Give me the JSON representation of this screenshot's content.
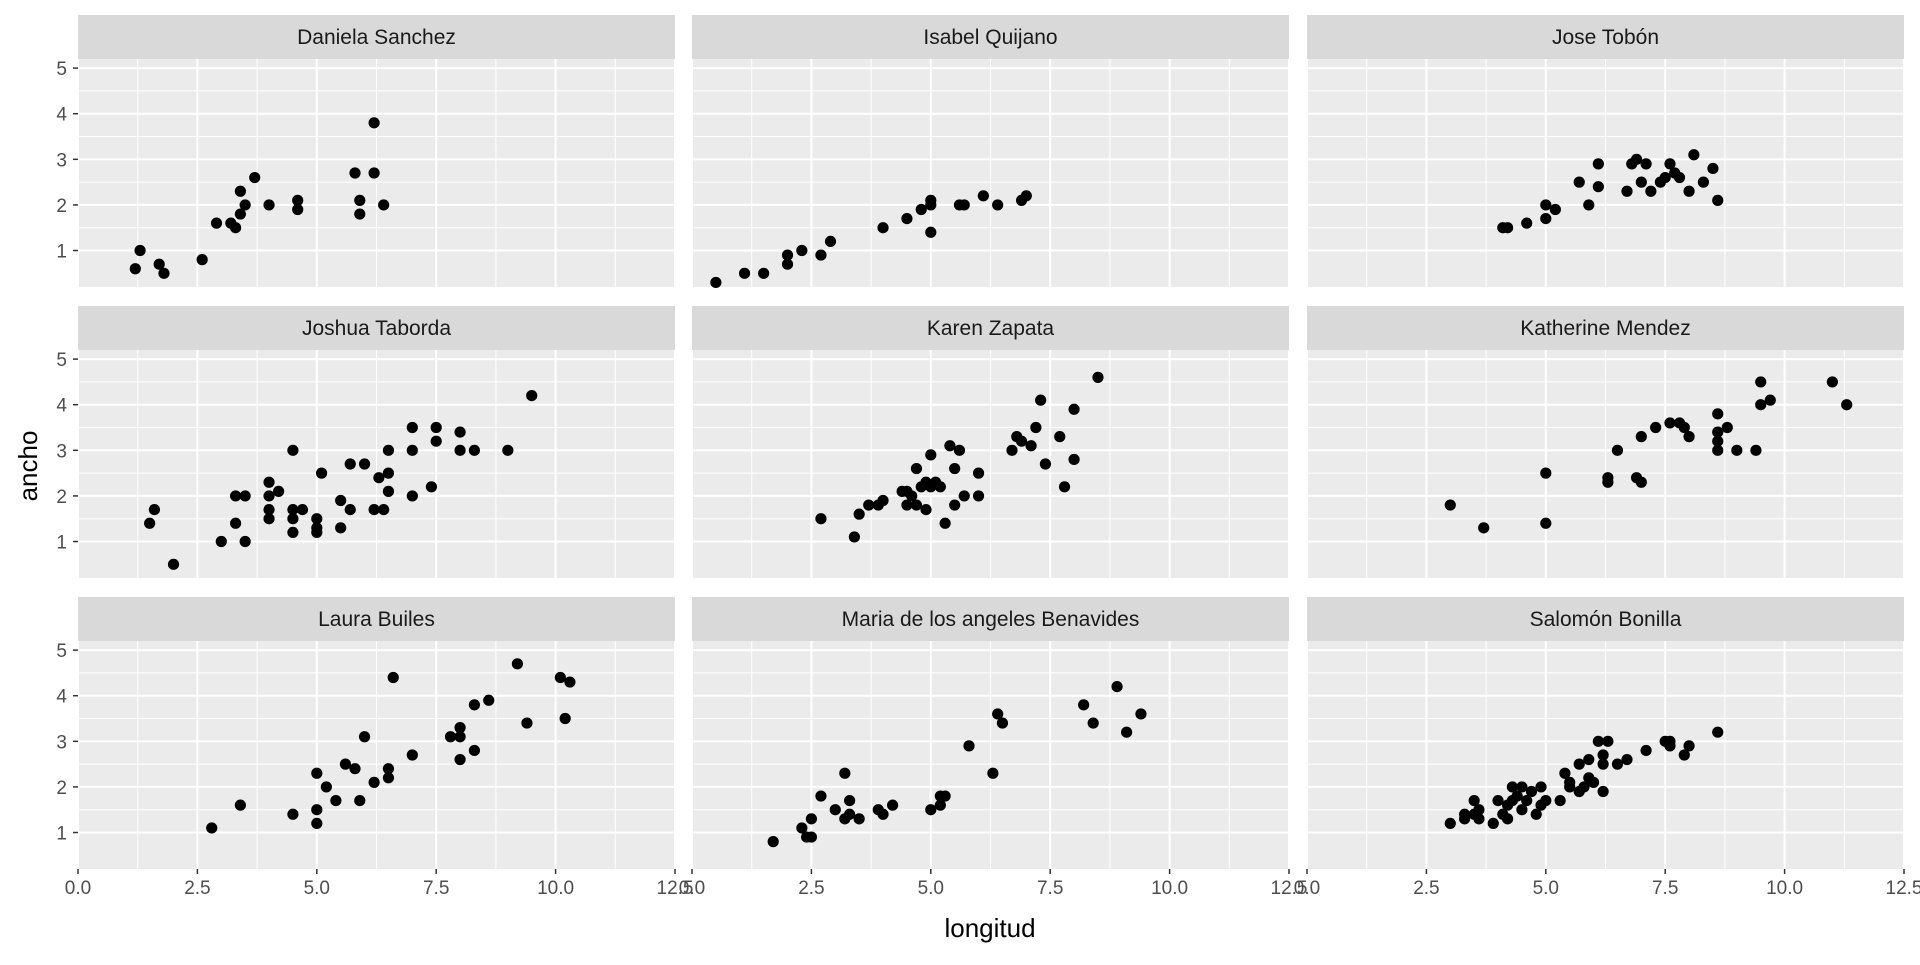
{
  "chart_data": {
    "type": "scatter",
    "facet_layout": "3x3",
    "xlabel": "longitud",
    "ylabel": "ancho",
    "xlim": [
      0,
      12.5
    ],
    "ylim": [
      0.2,
      5.2
    ],
    "x_ticks": [
      0,
      2.5,
      5,
      7.5,
      10,
      12.5
    ],
    "x_tick_labels": [
      "0.0",
      "2.5",
      "5.0",
      "7.5",
      "10.0",
      "12.5"
    ],
    "y_ticks": [
      1,
      2,
      3,
      4,
      5
    ],
    "y_tick_labels": [
      "1",
      "2",
      "3",
      "4",
      "5"
    ],
    "grid": true,
    "legend": "none",
    "colors": {
      "panel_bg": "#EBEBEB",
      "strip_bg": "#D9D9D9",
      "grid": "#FFFFFF",
      "point": "#000000"
    },
    "facets": [
      {
        "name": "Daniela Sanchez",
        "points": [
          [
            1.2,
            0.6
          ],
          [
            1.3,
            1.0
          ],
          [
            1.7,
            0.7
          ],
          [
            1.8,
            0.5
          ],
          [
            2.6,
            0.8
          ],
          [
            2.9,
            1.6
          ],
          [
            3.2,
            1.6
          ],
          [
            3.3,
            1.5
          ],
          [
            3.4,
            1.8
          ],
          [
            3.4,
            2.3
          ],
          [
            3.5,
            2.0
          ],
          [
            3.7,
            2.6
          ],
          [
            4.0,
            2.0
          ],
          [
            4.6,
            2.1
          ],
          [
            4.6,
            1.9
          ],
          [
            5.8,
            2.7
          ],
          [
            5.9,
            2.1
          ],
          [
            5.9,
            1.8
          ],
          [
            6.2,
            2.7
          ],
          [
            6.2,
            3.8
          ],
          [
            6.4,
            2.0
          ]
        ]
      },
      {
        "name": "Isabel Quijano",
        "points": [
          [
            0.5,
            0.3
          ],
          [
            1.1,
            0.5
          ],
          [
            1.5,
            0.5
          ],
          [
            2.0,
            0.7
          ],
          [
            2.0,
            0.9
          ],
          [
            2.3,
            1.0
          ],
          [
            2.7,
            0.9
          ],
          [
            2.9,
            1.2
          ],
          [
            4.0,
            1.5
          ],
          [
            4.5,
            1.7
          ],
          [
            4.8,
            1.9
          ],
          [
            5.0,
            2.0
          ],
          [
            5.0,
            2.1
          ],
          [
            5.0,
            1.4
          ],
          [
            5.6,
            2.0
          ],
          [
            5.7,
            2.0
          ],
          [
            6.1,
            2.2
          ],
          [
            6.4,
            2.0
          ],
          [
            6.9,
            2.1
          ],
          [
            7.0,
            2.2
          ]
        ]
      },
      {
        "name": "Jose Tobón",
        "points": [
          [
            4.1,
            1.5
          ],
          [
            4.2,
            1.5
          ],
          [
            4.6,
            1.6
          ],
          [
            5.0,
            1.7
          ],
          [
            5.0,
            2.0
          ],
          [
            5.2,
            1.9
          ],
          [
            5.7,
            2.5
          ],
          [
            5.9,
            2.0
          ],
          [
            6.1,
            2.4
          ],
          [
            6.1,
            2.9
          ],
          [
            6.7,
            2.3
          ],
          [
            6.8,
            2.9
          ],
          [
            6.9,
            3.0
          ],
          [
            7.0,
            2.5
          ],
          [
            7.1,
            2.9
          ],
          [
            7.2,
            2.3
          ],
          [
            7.4,
            2.5
          ],
          [
            7.5,
            2.6
          ],
          [
            7.6,
            2.9
          ],
          [
            7.7,
            2.7
          ],
          [
            7.8,
            2.6
          ],
          [
            8.0,
            2.3
          ],
          [
            8.1,
            3.1
          ],
          [
            8.3,
            2.5
          ],
          [
            8.5,
            2.8
          ],
          [
            8.6,
            2.1
          ]
        ]
      },
      {
        "name": "Joshua Taborda",
        "points": [
          [
            1.5,
            1.4
          ],
          [
            1.6,
            1.7
          ],
          [
            2.0,
            0.5
          ],
          [
            3.0,
            1.0
          ],
          [
            3.3,
            1.4
          ],
          [
            3.3,
            2.0
          ],
          [
            3.5,
            1.0
          ],
          [
            3.5,
            2.0
          ],
          [
            4.0,
            1.5
          ],
          [
            4.0,
            1.7
          ],
          [
            4.0,
            2.0
          ],
          [
            4.0,
            2.3
          ],
          [
            4.2,
            2.1
          ],
          [
            4.5,
            1.2
          ],
          [
            4.5,
            1.5
          ],
          [
            4.5,
            1.7
          ],
          [
            4.5,
            3.0
          ],
          [
            4.7,
            1.7
          ],
          [
            5.0,
            1.2
          ],
          [
            5.0,
            1.3
          ],
          [
            5.0,
            1.5
          ],
          [
            5.1,
            2.5
          ],
          [
            5.5,
            1.3
          ],
          [
            5.5,
            1.9
          ],
          [
            5.7,
            2.7
          ],
          [
            5.7,
            1.7
          ],
          [
            6.0,
            2.7
          ],
          [
            6.2,
            1.7
          ],
          [
            6.3,
            2.4
          ],
          [
            6.4,
            1.7
          ],
          [
            6.5,
            2.5
          ],
          [
            6.5,
            2.1
          ],
          [
            6.5,
            3.0
          ],
          [
            7.0,
            3.5
          ],
          [
            7.0,
            3.0
          ],
          [
            7.0,
            2.0
          ],
          [
            7.4,
            2.2
          ],
          [
            7.5,
            3.5
          ],
          [
            7.5,
            3.2
          ],
          [
            8.0,
            3.4
          ],
          [
            8.0,
            3.0
          ],
          [
            8.3,
            3.0
          ],
          [
            9.0,
            3.0
          ],
          [
            9.5,
            4.2
          ]
        ]
      },
      {
        "name": "Karen Zapata",
        "points": [
          [
            2.7,
            1.5
          ],
          [
            3.4,
            1.1
          ],
          [
            3.5,
            1.6
          ],
          [
            3.7,
            1.8
          ],
          [
            3.9,
            1.8
          ],
          [
            4.0,
            1.9
          ],
          [
            4.4,
            2.1
          ],
          [
            4.5,
            2.1
          ],
          [
            4.5,
            1.8
          ],
          [
            4.6,
            2.0
          ],
          [
            4.7,
            1.8
          ],
          [
            4.7,
            2.6
          ],
          [
            4.8,
            2.2
          ],
          [
            4.9,
            1.7
          ],
          [
            4.9,
            2.3
          ],
          [
            5.0,
            2.2
          ],
          [
            5.0,
            2.9
          ],
          [
            5.1,
            2.3
          ],
          [
            5.2,
            2.2
          ],
          [
            5.3,
            1.4
          ],
          [
            5.4,
            3.1
          ],
          [
            5.5,
            1.8
          ],
          [
            5.5,
            2.6
          ],
          [
            5.6,
            3.0
          ],
          [
            5.7,
            2.0
          ],
          [
            6.0,
            2.5
          ],
          [
            6.0,
            2.0
          ],
          [
            6.7,
            3.0
          ],
          [
            6.8,
            3.3
          ],
          [
            6.9,
            3.2
          ],
          [
            7.1,
            3.1
          ],
          [
            7.2,
            3.5
          ],
          [
            7.3,
            4.1
          ],
          [
            7.4,
            2.7
          ],
          [
            7.7,
            3.3
          ],
          [
            7.8,
            2.2
          ],
          [
            8.0,
            3.9
          ],
          [
            8.0,
            2.8
          ],
          [
            8.5,
            4.6
          ]
        ]
      },
      {
        "name": "Katherine Mendez",
        "points": [
          [
            3.0,
            1.8
          ],
          [
            3.7,
            1.3
          ],
          [
            5.0,
            1.4
          ],
          [
            5.0,
            2.5
          ],
          [
            6.3,
            2.3
          ],
          [
            6.3,
            2.4
          ],
          [
            6.5,
            3.0
          ],
          [
            6.9,
            2.4
          ],
          [
            7.0,
            2.3
          ],
          [
            7.0,
            3.3
          ],
          [
            7.3,
            3.5
          ],
          [
            7.6,
            3.6
          ],
          [
            7.8,
            3.6
          ],
          [
            7.9,
            3.5
          ],
          [
            8.0,
            3.3
          ],
          [
            8.6,
            3.8
          ],
          [
            8.6,
            3.4
          ],
          [
            8.6,
            3.2
          ],
          [
            8.6,
            3.0
          ],
          [
            8.8,
            3.5
          ],
          [
            9.0,
            3.0
          ],
          [
            9.4,
            3.0
          ],
          [
            9.5,
            4.5
          ],
          [
            9.5,
            4.0
          ],
          [
            9.7,
            4.1
          ],
          [
            11.0,
            4.5
          ],
          [
            11.3,
            4.0
          ]
        ]
      },
      {
        "name": "Laura Builes",
        "points": [
          [
            2.8,
            1.1
          ],
          [
            3.4,
            1.6
          ],
          [
            4.5,
            1.4
          ],
          [
            5.0,
            1.2
          ],
          [
            5.0,
            1.5
          ],
          [
            5.0,
            2.3
          ],
          [
            5.2,
            2.0
          ],
          [
            5.4,
            1.7
          ],
          [
            5.6,
            2.5
          ],
          [
            5.8,
            2.4
          ],
          [
            5.9,
            1.7
          ],
          [
            6.0,
            3.1
          ],
          [
            6.2,
            2.1
          ],
          [
            6.5,
            2.4
          ],
          [
            6.5,
            2.2
          ],
          [
            6.6,
            4.4
          ],
          [
            7.0,
            2.7
          ],
          [
            7.8,
            3.1
          ],
          [
            8.0,
            3.3
          ],
          [
            8.0,
            3.1
          ],
          [
            8.0,
            2.6
          ],
          [
            8.3,
            2.8
          ],
          [
            8.3,
            3.8
          ],
          [
            8.6,
            3.9
          ],
          [
            9.2,
            4.7
          ],
          [
            9.4,
            3.4
          ],
          [
            10.1,
            4.4
          ],
          [
            10.2,
            3.5
          ],
          [
            10.3,
            4.3
          ]
        ]
      },
      {
        "name": "Maria de los angeles Benavides",
        "points": [
          [
            1.7,
            0.8
          ],
          [
            2.3,
            1.1
          ],
          [
            2.4,
            0.9
          ],
          [
            2.5,
            0.9
          ],
          [
            2.5,
            1.3
          ],
          [
            2.7,
            1.8
          ],
          [
            3.0,
            1.5
          ],
          [
            3.2,
            2.3
          ],
          [
            3.2,
            1.3
          ],
          [
            3.3,
            1.4
          ],
          [
            3.3,
            1.7
          ],
          [
            3.5,
            1.3
          ],
          [
            3.9,
            1.5
          ],
          [
            4.0,
            1.4
          ],
          [
            4.2,
            1.6
          ],
          [
            5.0,
            1.5
          ],
          [
            5.2,
            1.6
          ],
          [
            5.2,
            1.8
          ],
          [
            5.3,
            1.8
          ],
          [
            5.8,
            2.9
          ],
          [
            6.3,
            2.3
          ],
          [
            6.4,
            3.6
          ],
          [
            6.5,
            3.4
          ],
          [
            8.2,
            3.8
          ],
          [
            8.4,
            3.4
          ],
          [
            8.9,
            4.2
          ],
          [
            9.1,
            3.2
          ],
          [
            9.4,
            3.6
          ]
        ]
      },
      {
        "name": "Salomón  Bonilla",
        "points": [
          [
            3.0,
            1.2
          ],
          [
            3.3,
            1.4
          ],
          [
            3.3,
            1.3
          ],
          [
            3.5,
            1.4
          ],
          [
            3.5,
            1.7
          ],
          [
            3.6,
            1.5
          ],
          [
            3.6,
            1.3
          ],
          [
            3.9,
            1.2
          ],
          [
            4.0,
            1.7
          ],
          [
            4.1,
            1.4
          ],
          [
            4.2,
            1.6
          ],
          [
            4.2,
            1.3
          ],
          [
            4.3,
            1.7
          ],
          [
            4.3,
            2.0
          ],
          [
            4.4,
            1.8
          ],
          [
            4.5,
            2.0
          ],
          [
            4.5,
            1.5
          ],
          [
            4.6,
            1.7
          ],
          [
            4.7,
            1.9
          ],
          [
            4.8,
            1.4
          ],
          [
            4.9,
            1.6
          ],
          [
            4.9,
            2.0
          ],
          [
            5.0,
            1.7
          ],
          [
            5.3,
            1.7
          ],
          [
            5.4,
            2.3
          ],
          [
            5.5,
            2.1
          ],
          [
            5.5,
            2.0
          ],
          [
            5.7,
            2.5
          ],
          [
            5.7,
            1.9
          ],
          [
            5.8,
            2.0
          ],
          [
            5.9,
            2.2
          ],
          [
            5.9,
            2.6
          ],
          [
            6.0,
            2.1
          ],
          [
            6.1,
            3.0
          ],
          [
            6.2,
            2.5
          ],
          [
            6.2,
            2.7
          ],
          [
            6.2,
            1.9
          ],
          [
            6.3,
            3.0
          ],
          [
            6.5,
            2.5
          ],
          [
            6.7,
            2.6
          ],
          [
            7.1,
            2.8
          ],
          [
            7.5,
            3.0
          ],
          [
            7.6,
            2.9
          ],
          [
            7.6,
            3.0
          ],
          [
            7.9,
            2.7
          ],
          [
            8.0,
            2.9
          ],
          [
            8.6,
            3.2
          ]
        ]
      }
    ]
  }
}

◆ **Direction**: Copy every line of the records above that contains "name".

◆ **Task result**:
        "name": "Daniela Sanchez",
        "name": "Isabel Quijano",
        "name": "Jose Tobón",
        "name": "Joshua Taborda",
        "name": "Karen Zapata",
        "name": "Katherine Mendez",
        "name": "Laura Builes",
        "name": "Maria de los angeles Benavides",
        "name": "Salomón  Bonilla",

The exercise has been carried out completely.